■ **What you need to do**:
Extract all lines containing "periods".

■ **Provided records**:
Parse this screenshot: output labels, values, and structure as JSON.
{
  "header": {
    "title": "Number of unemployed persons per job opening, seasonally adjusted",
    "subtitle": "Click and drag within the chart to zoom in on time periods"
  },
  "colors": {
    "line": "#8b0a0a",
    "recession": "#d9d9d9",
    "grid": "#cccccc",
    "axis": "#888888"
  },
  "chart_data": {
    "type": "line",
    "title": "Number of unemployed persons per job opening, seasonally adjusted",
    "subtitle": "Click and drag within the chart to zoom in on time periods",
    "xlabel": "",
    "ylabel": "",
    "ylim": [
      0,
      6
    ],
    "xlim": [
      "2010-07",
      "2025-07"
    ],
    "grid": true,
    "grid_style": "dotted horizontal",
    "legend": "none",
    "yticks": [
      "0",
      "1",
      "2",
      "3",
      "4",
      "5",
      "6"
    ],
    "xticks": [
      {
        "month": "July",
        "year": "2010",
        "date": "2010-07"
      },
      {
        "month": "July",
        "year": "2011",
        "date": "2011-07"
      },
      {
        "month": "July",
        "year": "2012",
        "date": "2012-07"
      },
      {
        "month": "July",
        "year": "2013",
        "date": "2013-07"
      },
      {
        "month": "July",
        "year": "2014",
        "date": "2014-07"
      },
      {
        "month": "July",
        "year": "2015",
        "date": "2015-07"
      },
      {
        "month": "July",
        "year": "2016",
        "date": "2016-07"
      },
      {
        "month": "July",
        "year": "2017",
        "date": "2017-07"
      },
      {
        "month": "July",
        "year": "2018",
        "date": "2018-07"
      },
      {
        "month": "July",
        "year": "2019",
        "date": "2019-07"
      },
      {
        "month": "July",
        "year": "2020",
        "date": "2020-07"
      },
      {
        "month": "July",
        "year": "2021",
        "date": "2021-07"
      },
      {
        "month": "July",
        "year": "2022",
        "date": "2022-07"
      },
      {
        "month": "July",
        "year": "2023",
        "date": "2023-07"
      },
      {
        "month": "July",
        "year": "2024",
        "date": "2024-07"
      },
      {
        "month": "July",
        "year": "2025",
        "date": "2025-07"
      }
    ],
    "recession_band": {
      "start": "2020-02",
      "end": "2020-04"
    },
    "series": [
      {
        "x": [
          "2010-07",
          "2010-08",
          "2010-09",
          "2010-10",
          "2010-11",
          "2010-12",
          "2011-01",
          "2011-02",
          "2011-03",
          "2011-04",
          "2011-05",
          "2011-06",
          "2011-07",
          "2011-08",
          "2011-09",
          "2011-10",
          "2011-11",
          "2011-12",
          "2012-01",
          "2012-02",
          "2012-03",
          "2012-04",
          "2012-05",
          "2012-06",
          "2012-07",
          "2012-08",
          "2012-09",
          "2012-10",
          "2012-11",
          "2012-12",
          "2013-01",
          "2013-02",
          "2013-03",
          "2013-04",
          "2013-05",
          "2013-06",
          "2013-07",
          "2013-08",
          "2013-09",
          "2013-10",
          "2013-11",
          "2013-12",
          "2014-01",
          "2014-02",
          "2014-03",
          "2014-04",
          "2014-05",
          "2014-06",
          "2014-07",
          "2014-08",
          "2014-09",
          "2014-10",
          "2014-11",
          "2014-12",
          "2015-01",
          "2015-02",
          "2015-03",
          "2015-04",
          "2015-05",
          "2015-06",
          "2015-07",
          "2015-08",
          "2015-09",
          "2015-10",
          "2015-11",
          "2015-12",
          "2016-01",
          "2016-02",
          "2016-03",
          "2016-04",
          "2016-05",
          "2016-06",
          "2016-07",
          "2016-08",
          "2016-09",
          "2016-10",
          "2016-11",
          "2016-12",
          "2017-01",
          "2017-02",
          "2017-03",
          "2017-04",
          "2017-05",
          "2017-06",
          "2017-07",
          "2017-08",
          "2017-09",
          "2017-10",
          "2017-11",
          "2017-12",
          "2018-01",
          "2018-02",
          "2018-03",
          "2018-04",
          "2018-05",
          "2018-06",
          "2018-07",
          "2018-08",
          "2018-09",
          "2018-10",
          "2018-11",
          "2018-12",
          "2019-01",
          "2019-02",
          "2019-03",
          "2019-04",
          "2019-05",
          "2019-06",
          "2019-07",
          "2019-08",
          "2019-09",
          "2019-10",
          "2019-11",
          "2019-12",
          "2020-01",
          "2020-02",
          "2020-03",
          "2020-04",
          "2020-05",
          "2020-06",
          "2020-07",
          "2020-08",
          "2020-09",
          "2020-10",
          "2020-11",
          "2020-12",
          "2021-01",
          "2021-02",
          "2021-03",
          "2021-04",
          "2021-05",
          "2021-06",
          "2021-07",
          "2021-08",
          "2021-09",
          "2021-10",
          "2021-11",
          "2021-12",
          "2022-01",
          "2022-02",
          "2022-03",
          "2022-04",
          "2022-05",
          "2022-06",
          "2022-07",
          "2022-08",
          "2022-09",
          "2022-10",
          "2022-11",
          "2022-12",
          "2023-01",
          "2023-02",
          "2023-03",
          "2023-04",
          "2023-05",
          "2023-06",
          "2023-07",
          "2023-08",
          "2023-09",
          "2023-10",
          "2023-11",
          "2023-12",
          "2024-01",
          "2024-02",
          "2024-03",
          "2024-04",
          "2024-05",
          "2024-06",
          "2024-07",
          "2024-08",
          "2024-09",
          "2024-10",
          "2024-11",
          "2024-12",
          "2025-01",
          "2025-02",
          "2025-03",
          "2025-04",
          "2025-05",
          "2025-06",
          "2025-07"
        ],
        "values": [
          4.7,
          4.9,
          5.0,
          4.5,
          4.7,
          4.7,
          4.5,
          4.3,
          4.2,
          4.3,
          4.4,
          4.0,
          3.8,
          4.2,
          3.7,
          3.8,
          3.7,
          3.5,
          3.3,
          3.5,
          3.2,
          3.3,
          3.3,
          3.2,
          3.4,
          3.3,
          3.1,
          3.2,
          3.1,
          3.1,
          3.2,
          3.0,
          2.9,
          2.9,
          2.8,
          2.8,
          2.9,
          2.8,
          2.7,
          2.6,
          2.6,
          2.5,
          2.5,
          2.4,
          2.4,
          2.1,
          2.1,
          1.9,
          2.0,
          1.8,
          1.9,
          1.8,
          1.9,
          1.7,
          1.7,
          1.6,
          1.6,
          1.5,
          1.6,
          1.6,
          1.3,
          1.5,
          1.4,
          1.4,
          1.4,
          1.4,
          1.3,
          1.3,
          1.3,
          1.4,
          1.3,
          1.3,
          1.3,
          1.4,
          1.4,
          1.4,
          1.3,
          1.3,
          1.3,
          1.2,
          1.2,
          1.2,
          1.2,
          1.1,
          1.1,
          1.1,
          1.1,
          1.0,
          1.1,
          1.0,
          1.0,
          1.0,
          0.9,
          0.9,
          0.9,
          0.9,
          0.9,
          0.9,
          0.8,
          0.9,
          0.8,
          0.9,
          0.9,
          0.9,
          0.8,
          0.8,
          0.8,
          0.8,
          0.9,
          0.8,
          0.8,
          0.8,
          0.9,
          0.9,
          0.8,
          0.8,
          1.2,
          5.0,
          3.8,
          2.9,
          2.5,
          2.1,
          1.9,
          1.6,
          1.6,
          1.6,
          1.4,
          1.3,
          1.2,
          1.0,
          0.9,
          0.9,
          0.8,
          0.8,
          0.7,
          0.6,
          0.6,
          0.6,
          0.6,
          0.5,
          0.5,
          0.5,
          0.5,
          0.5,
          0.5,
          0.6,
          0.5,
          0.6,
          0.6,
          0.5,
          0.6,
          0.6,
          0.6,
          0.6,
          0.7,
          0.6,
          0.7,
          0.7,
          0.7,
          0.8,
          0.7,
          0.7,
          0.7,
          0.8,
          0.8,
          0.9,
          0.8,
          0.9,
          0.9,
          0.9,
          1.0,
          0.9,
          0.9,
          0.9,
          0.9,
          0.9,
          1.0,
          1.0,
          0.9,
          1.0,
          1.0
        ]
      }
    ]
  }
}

■ **Answer to this problem**:
    "subtitle": "Click and drag within the chart to zoom in on time periods"
    "subtitle": "Click and drag within the chart to zoom in on time periods",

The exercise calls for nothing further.